What you need to do ->
Reproduce all lines of the listing below in which the word "renta" occurs.

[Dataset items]
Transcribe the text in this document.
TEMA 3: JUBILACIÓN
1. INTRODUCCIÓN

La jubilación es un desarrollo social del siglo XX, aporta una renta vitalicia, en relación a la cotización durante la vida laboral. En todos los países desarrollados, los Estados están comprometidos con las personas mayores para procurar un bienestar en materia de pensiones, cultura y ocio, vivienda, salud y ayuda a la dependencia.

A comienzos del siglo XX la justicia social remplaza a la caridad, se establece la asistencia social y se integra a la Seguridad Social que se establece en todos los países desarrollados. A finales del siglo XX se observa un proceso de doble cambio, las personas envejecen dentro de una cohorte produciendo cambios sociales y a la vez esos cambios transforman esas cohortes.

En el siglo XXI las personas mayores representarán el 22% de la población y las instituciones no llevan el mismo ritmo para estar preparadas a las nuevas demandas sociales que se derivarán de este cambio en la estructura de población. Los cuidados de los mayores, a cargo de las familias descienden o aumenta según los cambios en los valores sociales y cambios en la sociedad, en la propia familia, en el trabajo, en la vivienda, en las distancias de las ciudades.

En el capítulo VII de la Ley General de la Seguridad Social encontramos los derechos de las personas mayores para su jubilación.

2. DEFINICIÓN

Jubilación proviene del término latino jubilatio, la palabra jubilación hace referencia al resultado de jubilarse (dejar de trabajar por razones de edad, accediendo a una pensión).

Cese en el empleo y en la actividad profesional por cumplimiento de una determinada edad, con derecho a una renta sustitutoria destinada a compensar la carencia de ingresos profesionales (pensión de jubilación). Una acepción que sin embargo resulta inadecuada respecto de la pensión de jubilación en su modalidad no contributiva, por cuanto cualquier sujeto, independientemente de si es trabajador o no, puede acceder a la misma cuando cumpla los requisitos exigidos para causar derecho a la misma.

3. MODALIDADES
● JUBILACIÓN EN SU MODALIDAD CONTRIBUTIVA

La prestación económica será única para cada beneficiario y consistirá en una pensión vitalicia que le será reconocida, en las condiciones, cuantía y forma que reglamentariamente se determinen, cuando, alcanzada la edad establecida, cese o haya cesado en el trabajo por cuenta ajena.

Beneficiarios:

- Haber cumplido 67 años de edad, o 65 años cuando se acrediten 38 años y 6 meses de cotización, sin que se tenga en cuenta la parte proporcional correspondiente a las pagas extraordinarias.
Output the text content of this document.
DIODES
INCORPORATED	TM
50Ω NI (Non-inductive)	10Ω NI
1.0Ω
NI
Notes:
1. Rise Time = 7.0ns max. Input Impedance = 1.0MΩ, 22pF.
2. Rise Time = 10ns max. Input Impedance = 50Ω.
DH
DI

---

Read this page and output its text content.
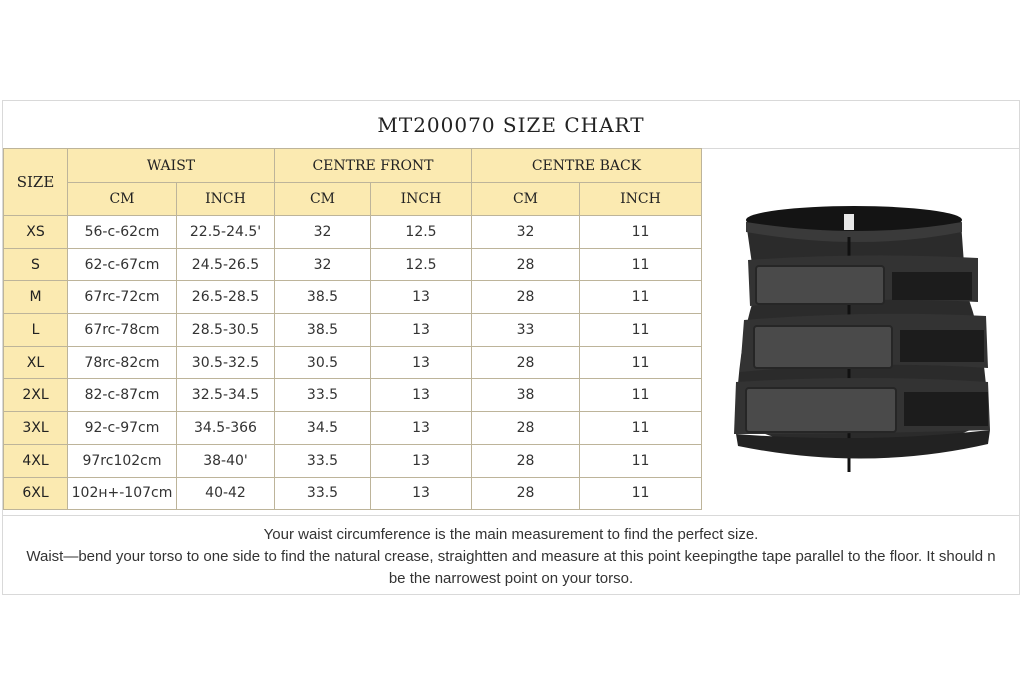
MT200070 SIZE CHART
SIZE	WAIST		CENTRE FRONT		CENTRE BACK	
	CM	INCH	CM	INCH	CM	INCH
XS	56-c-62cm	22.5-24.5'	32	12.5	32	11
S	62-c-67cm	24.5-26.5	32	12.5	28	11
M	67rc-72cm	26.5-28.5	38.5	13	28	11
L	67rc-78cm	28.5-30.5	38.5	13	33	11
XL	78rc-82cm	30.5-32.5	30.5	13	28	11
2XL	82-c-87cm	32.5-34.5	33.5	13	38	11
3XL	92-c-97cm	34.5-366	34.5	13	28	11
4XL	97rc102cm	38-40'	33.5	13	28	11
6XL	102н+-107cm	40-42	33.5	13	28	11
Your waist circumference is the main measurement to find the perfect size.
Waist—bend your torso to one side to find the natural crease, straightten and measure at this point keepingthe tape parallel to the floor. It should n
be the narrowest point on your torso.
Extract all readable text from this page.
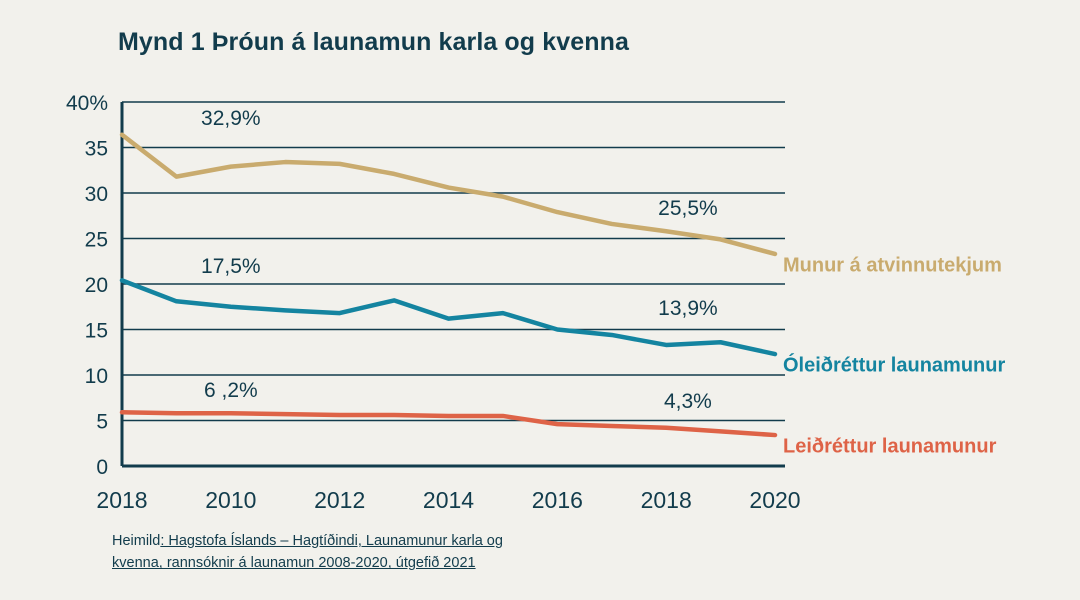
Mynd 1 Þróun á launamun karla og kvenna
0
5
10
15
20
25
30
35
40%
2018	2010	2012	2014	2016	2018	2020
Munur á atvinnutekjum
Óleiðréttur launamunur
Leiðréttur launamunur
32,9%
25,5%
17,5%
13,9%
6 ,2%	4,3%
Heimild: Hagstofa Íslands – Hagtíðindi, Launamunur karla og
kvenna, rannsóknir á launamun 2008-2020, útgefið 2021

---

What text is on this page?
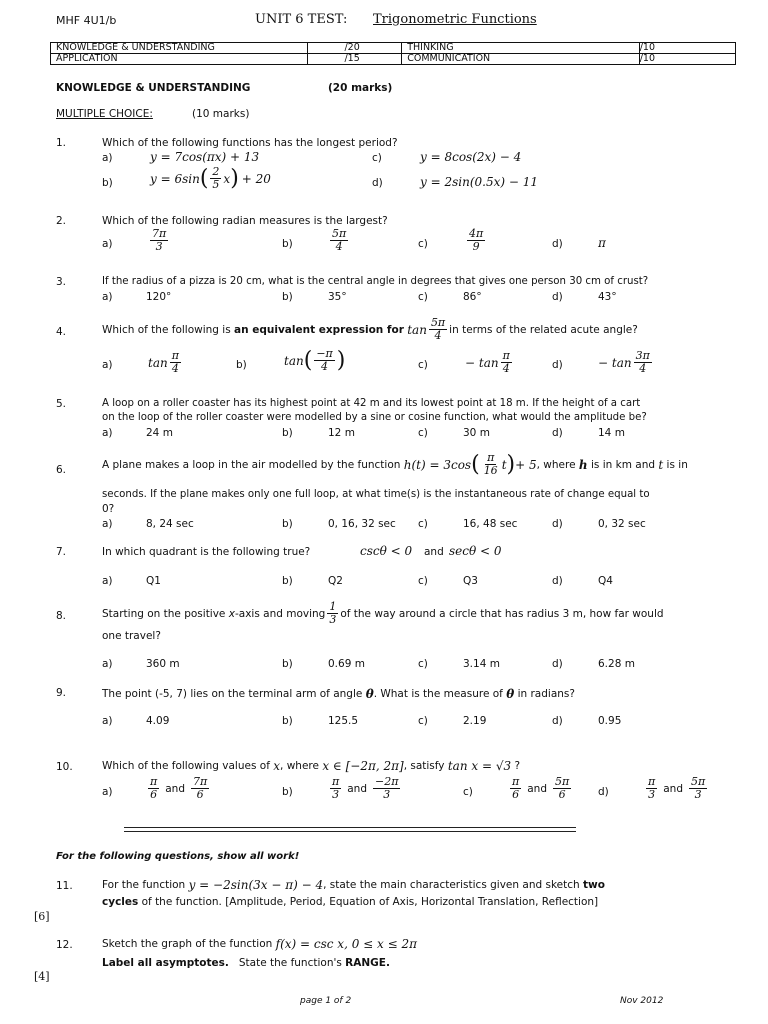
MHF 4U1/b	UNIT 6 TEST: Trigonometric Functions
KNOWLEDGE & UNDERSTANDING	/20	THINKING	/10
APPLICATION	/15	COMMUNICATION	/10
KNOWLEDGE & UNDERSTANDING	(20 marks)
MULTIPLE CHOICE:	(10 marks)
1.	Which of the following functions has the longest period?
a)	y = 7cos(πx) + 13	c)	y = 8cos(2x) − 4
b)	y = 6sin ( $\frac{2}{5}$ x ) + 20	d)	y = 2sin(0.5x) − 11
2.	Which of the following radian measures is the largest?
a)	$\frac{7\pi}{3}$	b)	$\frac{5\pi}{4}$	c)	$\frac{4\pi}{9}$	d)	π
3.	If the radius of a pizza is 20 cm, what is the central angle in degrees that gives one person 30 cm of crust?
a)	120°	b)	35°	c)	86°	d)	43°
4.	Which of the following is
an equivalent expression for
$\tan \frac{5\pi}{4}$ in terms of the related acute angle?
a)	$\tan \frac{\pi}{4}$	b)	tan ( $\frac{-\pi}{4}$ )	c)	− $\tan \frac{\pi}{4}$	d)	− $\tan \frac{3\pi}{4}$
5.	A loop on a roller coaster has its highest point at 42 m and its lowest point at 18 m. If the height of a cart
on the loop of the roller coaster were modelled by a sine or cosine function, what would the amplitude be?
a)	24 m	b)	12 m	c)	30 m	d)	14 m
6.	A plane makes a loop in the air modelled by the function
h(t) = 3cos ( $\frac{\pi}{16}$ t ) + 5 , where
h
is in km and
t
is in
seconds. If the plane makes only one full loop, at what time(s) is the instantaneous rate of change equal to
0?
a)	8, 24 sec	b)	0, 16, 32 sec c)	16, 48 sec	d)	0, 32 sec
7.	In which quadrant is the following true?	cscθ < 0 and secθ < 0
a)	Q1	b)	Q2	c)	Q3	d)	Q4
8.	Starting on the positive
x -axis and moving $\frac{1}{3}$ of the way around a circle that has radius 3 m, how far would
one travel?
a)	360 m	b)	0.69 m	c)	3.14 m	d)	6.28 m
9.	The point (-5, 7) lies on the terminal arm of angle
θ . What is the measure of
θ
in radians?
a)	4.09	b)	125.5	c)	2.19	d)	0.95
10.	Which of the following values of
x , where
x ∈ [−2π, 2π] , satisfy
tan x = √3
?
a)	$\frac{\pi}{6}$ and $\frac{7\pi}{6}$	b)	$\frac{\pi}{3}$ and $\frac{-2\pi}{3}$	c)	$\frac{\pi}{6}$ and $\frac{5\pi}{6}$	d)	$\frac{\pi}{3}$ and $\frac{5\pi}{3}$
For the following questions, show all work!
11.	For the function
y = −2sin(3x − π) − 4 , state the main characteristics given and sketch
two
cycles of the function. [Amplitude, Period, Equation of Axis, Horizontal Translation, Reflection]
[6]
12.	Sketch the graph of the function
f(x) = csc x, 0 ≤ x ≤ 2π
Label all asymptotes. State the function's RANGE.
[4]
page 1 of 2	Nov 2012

Answer ->
La jubilación es un desarrollo social del siglo XX, aporta una renta vitalicia, en relación a la cotización durante la vida laboral. En todos los países desarrollados, los Estados están comprometidos con las personas mayores para procurar un bienestar en materia de pensiones, cultura y ocio, vivienda, salud y ayuda a la dependencia.
Cese en el empleo y en la actividad profesional por cumplimiento de una determinada edad, con derecho a una renta sustitutoria destinada a compensar la carencia de ingresos profesionales (pensión de jubilación). Una acepción que sin embargo resulta inadecuada respecto de la pensión de jubilación en su modalidad no contributiva, por cuanto cualquier sujeto, independientemente de si es trabajador o no, puede acceder a la misma cuando cumpla los requisitos exigidos para causar derecho a la misma.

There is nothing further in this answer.